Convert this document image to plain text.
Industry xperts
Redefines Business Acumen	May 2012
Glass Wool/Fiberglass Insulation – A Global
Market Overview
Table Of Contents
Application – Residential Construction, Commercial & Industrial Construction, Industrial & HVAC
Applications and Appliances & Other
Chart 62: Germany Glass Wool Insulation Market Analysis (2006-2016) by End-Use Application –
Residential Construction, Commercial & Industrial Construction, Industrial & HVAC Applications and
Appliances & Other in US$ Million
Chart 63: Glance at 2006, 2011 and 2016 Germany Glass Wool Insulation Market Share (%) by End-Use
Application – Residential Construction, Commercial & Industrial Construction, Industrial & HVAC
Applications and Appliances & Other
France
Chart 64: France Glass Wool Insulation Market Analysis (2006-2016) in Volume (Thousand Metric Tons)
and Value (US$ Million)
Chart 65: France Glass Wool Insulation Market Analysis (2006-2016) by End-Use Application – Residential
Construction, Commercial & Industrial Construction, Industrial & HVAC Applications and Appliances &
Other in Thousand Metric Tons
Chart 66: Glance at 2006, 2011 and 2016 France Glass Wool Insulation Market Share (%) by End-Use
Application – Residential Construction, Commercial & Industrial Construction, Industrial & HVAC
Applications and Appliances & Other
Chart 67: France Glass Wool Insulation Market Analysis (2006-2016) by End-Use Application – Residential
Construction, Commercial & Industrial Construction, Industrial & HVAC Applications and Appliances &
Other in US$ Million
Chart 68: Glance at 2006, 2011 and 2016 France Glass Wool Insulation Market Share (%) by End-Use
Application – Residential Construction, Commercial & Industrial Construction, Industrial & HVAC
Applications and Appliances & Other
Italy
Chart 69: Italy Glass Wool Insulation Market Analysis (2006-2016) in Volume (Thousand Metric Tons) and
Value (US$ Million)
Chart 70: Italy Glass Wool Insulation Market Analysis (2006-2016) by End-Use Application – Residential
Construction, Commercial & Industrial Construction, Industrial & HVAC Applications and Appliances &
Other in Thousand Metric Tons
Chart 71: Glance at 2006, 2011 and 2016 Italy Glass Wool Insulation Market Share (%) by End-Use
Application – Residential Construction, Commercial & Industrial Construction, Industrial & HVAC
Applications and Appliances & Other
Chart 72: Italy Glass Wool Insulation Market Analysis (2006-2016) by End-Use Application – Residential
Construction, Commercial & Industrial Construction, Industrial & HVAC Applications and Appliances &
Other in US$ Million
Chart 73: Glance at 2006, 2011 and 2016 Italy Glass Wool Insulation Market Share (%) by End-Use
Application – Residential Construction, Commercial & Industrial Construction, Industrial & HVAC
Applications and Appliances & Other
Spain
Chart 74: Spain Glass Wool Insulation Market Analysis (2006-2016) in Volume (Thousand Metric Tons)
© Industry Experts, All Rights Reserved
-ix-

==

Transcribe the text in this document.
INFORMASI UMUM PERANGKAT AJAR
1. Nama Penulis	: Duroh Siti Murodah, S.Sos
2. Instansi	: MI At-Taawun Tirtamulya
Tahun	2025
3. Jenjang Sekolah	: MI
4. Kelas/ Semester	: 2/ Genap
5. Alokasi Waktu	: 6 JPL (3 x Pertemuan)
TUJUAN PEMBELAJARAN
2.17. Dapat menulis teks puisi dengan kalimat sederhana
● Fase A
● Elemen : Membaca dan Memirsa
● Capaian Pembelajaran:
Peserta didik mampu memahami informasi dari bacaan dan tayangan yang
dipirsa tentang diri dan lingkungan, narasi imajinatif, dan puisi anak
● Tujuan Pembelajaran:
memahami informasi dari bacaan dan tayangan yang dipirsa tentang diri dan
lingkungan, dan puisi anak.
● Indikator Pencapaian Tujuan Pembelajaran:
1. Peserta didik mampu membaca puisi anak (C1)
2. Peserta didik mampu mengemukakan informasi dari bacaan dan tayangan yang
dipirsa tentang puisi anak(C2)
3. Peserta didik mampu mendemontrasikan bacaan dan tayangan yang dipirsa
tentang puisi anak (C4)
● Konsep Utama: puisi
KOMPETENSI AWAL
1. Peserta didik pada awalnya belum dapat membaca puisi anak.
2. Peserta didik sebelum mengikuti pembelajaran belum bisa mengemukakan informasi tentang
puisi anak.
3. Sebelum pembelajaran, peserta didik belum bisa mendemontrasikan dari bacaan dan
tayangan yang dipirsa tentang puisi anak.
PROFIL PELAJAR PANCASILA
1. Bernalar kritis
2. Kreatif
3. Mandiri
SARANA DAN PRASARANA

_Task description_
Collect each line above holding the string "dari".

_Worked solution_
Peserta didik mampu memahami informasi dari bacaan dan tayangan yang
memahami informasi dari bacaan dan tayangan yang dipirsa tentang diri dan
2. Peserta didik mampu mengemukakan informasi dari bacaan dan tayangan yang
3. Sebelum pembelajaran, peserta didik belum bisa mendemontrasikan dari bacaan dan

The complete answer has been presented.